## Start

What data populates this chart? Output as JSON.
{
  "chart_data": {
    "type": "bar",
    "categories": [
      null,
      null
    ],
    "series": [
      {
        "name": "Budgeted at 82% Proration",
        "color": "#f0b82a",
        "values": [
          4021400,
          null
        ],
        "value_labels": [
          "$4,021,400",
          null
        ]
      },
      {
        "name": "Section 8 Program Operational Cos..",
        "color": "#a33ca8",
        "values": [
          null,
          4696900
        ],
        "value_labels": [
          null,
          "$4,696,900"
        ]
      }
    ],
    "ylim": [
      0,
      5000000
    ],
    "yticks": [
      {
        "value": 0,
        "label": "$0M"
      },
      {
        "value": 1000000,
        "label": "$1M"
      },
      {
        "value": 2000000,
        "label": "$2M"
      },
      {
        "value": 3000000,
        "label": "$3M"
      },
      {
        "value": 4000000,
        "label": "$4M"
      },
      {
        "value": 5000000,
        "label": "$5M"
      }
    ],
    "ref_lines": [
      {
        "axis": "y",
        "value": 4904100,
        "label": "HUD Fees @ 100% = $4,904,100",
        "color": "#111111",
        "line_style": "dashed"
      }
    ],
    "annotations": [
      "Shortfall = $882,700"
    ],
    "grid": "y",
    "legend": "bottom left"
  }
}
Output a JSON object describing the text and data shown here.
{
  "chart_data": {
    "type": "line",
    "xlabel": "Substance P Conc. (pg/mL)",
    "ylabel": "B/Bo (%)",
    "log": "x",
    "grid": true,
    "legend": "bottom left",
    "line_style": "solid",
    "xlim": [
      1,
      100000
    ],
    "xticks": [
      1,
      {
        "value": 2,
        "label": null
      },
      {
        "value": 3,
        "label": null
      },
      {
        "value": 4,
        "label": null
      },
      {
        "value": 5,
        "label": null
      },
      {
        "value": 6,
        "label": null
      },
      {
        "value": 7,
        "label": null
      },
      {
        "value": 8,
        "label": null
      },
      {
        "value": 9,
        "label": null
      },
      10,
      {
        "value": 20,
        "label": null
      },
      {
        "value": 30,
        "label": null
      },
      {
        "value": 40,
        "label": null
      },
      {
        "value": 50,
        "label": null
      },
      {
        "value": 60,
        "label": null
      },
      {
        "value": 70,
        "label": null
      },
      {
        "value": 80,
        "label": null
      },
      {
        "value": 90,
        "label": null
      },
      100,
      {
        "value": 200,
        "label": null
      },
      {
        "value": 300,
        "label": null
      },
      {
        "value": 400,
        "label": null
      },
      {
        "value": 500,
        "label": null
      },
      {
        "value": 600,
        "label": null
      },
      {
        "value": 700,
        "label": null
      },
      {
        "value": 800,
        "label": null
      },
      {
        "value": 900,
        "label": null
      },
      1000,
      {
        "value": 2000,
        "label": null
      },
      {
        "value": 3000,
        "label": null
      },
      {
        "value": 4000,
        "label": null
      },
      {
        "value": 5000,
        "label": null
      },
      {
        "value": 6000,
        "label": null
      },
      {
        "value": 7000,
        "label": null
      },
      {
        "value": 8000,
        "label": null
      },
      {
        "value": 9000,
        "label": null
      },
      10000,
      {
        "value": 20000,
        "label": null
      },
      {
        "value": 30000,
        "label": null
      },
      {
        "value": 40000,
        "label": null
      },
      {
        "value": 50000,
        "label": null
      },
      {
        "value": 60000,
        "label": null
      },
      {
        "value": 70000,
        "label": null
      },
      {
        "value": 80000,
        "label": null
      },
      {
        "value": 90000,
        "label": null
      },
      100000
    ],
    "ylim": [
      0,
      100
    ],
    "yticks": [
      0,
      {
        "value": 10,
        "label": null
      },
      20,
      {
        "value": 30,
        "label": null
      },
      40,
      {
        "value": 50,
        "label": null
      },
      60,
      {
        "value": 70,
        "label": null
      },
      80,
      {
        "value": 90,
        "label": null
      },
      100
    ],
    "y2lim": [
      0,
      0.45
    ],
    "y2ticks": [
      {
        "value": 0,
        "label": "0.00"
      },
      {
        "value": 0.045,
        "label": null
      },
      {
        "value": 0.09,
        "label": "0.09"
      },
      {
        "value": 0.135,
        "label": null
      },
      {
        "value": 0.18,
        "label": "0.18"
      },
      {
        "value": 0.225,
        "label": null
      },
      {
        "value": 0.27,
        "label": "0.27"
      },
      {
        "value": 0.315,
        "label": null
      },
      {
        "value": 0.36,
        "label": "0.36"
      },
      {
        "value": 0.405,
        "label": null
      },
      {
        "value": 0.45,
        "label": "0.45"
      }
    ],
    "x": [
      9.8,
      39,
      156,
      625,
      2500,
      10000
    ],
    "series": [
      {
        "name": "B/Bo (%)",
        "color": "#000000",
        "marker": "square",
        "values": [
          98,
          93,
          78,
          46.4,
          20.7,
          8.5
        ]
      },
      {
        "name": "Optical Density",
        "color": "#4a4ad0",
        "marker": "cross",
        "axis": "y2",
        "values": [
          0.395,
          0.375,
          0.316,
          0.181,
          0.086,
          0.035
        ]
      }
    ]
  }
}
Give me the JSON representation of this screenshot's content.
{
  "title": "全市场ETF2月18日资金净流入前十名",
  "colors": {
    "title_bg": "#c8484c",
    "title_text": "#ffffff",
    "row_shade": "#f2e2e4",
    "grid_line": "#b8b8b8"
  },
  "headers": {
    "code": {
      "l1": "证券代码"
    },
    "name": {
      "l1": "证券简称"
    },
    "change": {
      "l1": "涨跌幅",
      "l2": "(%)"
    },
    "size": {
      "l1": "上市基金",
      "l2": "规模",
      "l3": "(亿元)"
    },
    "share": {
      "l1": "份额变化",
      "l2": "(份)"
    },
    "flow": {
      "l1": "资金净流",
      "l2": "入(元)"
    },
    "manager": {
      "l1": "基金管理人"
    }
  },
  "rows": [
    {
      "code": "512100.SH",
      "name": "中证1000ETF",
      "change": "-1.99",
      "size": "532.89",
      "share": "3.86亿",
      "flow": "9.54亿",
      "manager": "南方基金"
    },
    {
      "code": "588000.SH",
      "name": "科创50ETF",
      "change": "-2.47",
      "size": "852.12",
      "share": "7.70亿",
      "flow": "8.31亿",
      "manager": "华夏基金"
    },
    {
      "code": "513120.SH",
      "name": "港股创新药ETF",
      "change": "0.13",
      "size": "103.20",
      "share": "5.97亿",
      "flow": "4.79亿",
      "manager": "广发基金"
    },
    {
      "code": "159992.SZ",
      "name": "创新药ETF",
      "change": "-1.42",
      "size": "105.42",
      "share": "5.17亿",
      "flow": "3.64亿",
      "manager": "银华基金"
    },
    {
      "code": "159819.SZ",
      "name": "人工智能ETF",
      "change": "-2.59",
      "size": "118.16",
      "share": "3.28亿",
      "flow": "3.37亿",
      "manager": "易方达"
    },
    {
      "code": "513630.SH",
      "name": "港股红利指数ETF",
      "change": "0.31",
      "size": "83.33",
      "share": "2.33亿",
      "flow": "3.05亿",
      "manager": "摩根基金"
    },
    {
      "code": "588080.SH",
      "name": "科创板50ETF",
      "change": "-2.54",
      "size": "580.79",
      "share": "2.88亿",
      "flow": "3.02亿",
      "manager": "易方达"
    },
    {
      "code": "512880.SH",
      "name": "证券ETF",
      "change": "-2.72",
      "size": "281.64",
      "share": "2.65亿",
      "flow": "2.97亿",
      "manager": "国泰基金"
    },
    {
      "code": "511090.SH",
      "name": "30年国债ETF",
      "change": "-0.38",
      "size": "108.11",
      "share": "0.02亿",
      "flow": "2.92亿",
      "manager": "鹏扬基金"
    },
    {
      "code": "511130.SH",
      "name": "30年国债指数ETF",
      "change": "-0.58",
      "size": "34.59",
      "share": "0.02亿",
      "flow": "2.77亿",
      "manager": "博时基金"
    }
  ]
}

## End

Set problem:
Print the listing above in its entirety, with every line exact.

Reply:
What data populates this chart? Output as JSON.
{
  "chart_data": {
    "type": "bar",
    "categories": [
      null,
      null
    ],
    "series": [
      {
        "name": "Budgeted at 82% Proration",
        "color": "#f0b82a",
        "values": [
          4021400,
          null
        ],
        "value_labels": [
          "$4,021,400",
          null
        ]
      },
      {
        "name": "Section 8 Program Operational Cos..",
        "color": "#a33ca8",
        "values": [
          null,
          4696900
        ],
        "value_labels": [
          null,
          "$4,696,900"
        ]
      }
    ],
    "ylim": [
      0,
      5000000
    ],
    "yticks": [
      {
        "value": 0,
        "label": "$0M"
      },
      {
        "value": 1000000,
        "label": "$1M"
      },
      {
        "value": 2000000,
        "label": "$2M"
      },
      {
        "value": 3000000,
        "label": "$3M"
      },
      {
        "value": 4000000,
        "label": "$4M"
      },
      {
        "value": 5000000,
        "label": "$5M"
      }
    ],
    "ref_lines": [
      {
        "axis": "y",
        "value": 4904100,
        "label": "HUD Fees @ 100% = $4,904,100",
        "color": "#111111",
        "line_style": "dashed"
      }
    ],
    "annotations": [
      "Shortfall = $882,700"
    ],
    "grid": "y",
    "legend": "bottom left"
  }
}
Output a JSON object describing the text and data shown here.
{
  "chart_data": {
    "type": "line",
    "xlabel": "Substance P Conc. (pg/mL)",
    "ylabel": "B/Bo (%)",
    "log": "x",
    "grid": true,
    "legend": "bottom left",
    "line_style": "solid",
    "xlim": [
      1,
      100000
    ],
    "xticks": [
      1,
      {
        "value": 2,
        "label": null
      },
      {
        "value": 3,
        "label": null
      },
      {
        "value": 4,
        "label": null
      },
      {
        "value": 5,
        "label": null
      },
      {
        "value": 6,
        "label": null
      },
      {
        "value": 7,
        "label": null
      },
      {
        "value": 8,
        "label": null
      },
      {
        "value": 9,
        "label": null
      },
      10,
      {
        "value": 20,
        "label": null
      },
      {
        "value": 30,
        "label": null
      },
      {
        "value": 40,
        "label": null
      },
      {
        "value": 50,
        "label": null
      },
      {
        "value": 60,
        "label": null
      },
      {
        "value": 70,
        "label": null
      },
      {
        "value": 80,
        "label": null
      },
      {
        "value": 90,
        "label": null
      },
      100,
      {
        "value": 200,
        "label": null
      },
      {
        "value": 300,
        "label": null
      },
      {
        "value": 400,
        "label": null
      },
      {
        "value": 500,
        "label": null
      },
      {
        "value": 600,
        "label": null
      },
      {
        "value": 700,
        "label": null
      },
      {
        "value": 800,
        "label": null
      },
      {
        "value": 900,
        "label": null
      },
      1000,
      {
        "value": 2000,
        "label": null
      },
      {
        "value": 3000,
        "label": null
      },
      {
        "value": 4000,
        "label": null
      },
      {
        "value": 5000,
        "label": null
      },
      {
        "value": 6000,
        "label": null
      },
      {
        "value": 7000,
        "label": null
      },
      {
        "value": 8000,
        "label": null
      },
      {
        "value": 9000,
        "label": null
      },
      10000,
      {
        "value": 20000,
        "label": null
      },
      {
        "value": 30000,
        "label": null
      },
      {
        "value": 40000,
        "label": null
      },
      {
        "value": 50000,
        "label": null
      },
      {
        "value": 60000,
        "label": null
      },
      {
        "value": 70000,
        "label": null
      },
      {
        "value": 80000,
        "label": null
      },
      {
        "value": 90000,
        "label": null
      },
      100000
    ],
    "ylim": [
      0,
      100
    ],
    "yticks": [
      0,
      {
        "value": 10,
        "label": null
      },
      20,
      {
        "value": 30,
        "label": null
      },
      40,
      {
        "value": 50,
        "label": null
      },
      60,
      {
        "value": 70,
        "label": null
      },
      80,
      {
        "value": 90,
        "label": null
      },
      100
    ],
    "y2lim": [
      0,
      0.45
    ],
    "y2ticks": [
      {
        "value": 0,
        "label": "0.00"
      },
      {
        "value": 0.045,
        "label": null
      },
      {
        "value": 0.09,
        "label": "0.09"
      },
      {
        "value": 0.135,
        "label": null
      },
      {
        "value": 0.18,
        "label": "0.18"
      },
      {
        "value": 0.225,
        "label": null
      },
      {
        "value": 0.27,
        "label": "0.27"
      },
      {
        "value": 0.315,
        "label": null
      },
      {
        "value": 0.36,
        "label": "0.36"
      },
      {
        "value": 0.405,
        "label": null
      },
      {
        "value": 0.45,
        "label": "0.45"
      }
    ],
    "x": [
      9.8,
      39,
      156,
      625,
      2500,
      10000
    ],
    "series": [
      {
        "name": "B/Bo (%)",
        "color": "#000000",
        "marker": "square",
        "values": [
          98,
          93,
          78,
          46.4,
          20.7,
          8.5
        ]
      },
      {
        "name": "Optical Density",
        "color": "#4a4ad0",
        "marker": "cross",
        "axis": "y2",
        "values": [
          0.395,
          0.375,
          0.316,
          0.181,
          0.086,
          0.035
        ]
      }
    ]
  }
}
Give me the JSON representation of this screenshot's content.
{
  "title": "全市场ETF2月18日资金净流入前十名",
  "colors": {
    "title_bg": "#c8484c",
    "title_text": "#ffffff",
    "row_shade": "#f2e2e4",
    "grid_line": "#b8b8b8"
  },
  "headers": {
    "code": {
      "l1": "证券代码"
    },
    "name": {
      "l1": "证券简称"
    },
    "change": {
      "l1": "涨跌幅",
      "l2": "(%)"
    },
    "size": {
      "l1": "上市基金",
      "l2": "规模",
      "l3": "(亿元)"
    },
    "share": {
      "l1": "份额变化",
      "l2": "(份)"
    },
    "flow": {
      "l1": "资金净流",
      "l2": "入(元)"
    },
    "manager": {
      "l1": "基金管理人"
    }
  },
  "rows": [
    {
      "code": "512100.SH",
      "name": "中证1000ETF",
      "change": "-1.99",
      "size": "532.89",
      "share": "3.86亿",
      "flow": "9.54亿",
      "manager": "南方基金"
    },
    {
      "code": "588000.SH",
      "name": "科创50ETF",
      "change": "-2.47",
      "size": "852.12",
      "share": "7.70亿",
      "flow": "8.31亿",
      "manager": "华夏基金"
    },
    {
      "code": "513120.SH",
      "name": "港股创新药ETF",
      "change": "0.13",
      "size": "103.20",
      "share": "5.97亿",
      "flow": "4.79亿",
      "manager": "广发基金"
    },
    {
      "code": "159992.SZ",
      "name": "创新药ETF",
      "change": "-1.42",
      "size": "105.42",
      "share": "5.17亿",
      "flow": "3.64亿",
      "manager": "银华基金"
    },
    {
      "code": "159819.SZ",
      "name": "人工智能ETF",
      "change": "-2.59",
      "size": "118.16",
      "share": "3.28亿",
      "flow": "3.37亿",
      "manager": "易方达"
    },
    {
      "code": "513630.SH",
      "name": "港股红利指数ETF",
      "change": "0.31",
      "size": "83.33",
      "share": "2.33亿",
      "flow": "3.05亿",
      "manager": "摩根基金"
    },
    {
      "code": "588080.SH",
      "name": "科创板50ETF",
      "change": "-2.54",
      "size": "580.79",
      "share": "2.88亿",
      "flow": "3.02亿",
      "manager": "易方达"
    },
    {
      "code": "512880.SH",
      "name": "证券ETF",
      "change": "-2.72",
      "size": "281.64",
      "share": "2.65亿",
      "flow": "2.97亿",
      "manager": "国泰基金"
    },
    {
      "code": "511090.SH",
      "name": "30年国债ETF",
      "change": "-0.38",
      "size": "108.11",
      "share": "0.02亿",
      "flow": "2.92亿",
      "manager": "鹏扬基金"
    },
    {
      "code": "511130.SH",
      "name": "30年国债指数ETF",
      "change": "-0.58",
      "size": "34.59",
      "share": "0.02亿",
      "flow": "2.77亿",
      "manager": "博时基金"
    }
  ]
}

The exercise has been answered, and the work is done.